[START OF ENTRIES]

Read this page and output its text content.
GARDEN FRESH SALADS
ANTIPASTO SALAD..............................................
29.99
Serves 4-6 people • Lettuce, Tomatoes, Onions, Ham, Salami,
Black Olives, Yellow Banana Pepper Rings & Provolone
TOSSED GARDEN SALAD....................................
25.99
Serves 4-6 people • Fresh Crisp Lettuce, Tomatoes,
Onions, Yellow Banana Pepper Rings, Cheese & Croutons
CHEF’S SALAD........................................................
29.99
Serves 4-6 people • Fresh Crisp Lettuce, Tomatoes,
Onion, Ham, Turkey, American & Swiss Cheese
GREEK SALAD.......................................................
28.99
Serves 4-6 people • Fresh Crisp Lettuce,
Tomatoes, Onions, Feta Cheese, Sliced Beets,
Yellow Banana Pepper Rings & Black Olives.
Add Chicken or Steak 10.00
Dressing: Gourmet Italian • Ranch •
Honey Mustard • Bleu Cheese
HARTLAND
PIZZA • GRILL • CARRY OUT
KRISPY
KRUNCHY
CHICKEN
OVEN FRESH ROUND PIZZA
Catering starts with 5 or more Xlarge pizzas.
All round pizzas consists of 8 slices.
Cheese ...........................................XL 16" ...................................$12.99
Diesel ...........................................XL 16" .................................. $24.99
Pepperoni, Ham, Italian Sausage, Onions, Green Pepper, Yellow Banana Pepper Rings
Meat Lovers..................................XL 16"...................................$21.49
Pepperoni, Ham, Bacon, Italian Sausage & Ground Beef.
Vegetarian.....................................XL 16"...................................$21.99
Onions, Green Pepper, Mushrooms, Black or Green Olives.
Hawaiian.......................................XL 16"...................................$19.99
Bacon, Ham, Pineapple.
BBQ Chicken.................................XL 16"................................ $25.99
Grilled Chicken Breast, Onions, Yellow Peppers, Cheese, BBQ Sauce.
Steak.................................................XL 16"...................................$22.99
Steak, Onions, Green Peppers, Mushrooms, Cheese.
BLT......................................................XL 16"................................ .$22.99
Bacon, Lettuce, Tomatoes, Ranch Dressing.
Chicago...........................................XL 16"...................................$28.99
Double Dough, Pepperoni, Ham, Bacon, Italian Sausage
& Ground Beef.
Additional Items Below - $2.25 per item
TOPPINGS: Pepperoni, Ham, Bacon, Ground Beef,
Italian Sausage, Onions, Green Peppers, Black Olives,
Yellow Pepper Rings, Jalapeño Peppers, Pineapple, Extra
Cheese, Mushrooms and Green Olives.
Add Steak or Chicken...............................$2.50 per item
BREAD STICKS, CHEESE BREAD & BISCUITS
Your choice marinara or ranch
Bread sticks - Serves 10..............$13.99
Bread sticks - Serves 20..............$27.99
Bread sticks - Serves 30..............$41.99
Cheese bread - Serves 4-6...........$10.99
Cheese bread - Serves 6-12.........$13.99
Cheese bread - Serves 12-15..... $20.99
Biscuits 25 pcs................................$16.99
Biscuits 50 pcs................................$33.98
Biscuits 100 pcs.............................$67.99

[END OF ENTRIES]

TASK TO COMPLETE: Only lines with "Olives" are wanted here; list each of them.

ANSWER TO THE PROBLEM:
Black Olives, Yellow Banana Pepper Rings & Provolone
Yellow Banana Pepper Rings & Black Olives.
Onions, Green Pepper, Mushrooms, Black or Green Olives.
Italian Sausage, Onions, Green Peppers, Black Olives,
Cheese, Mushrooms and Green Olives.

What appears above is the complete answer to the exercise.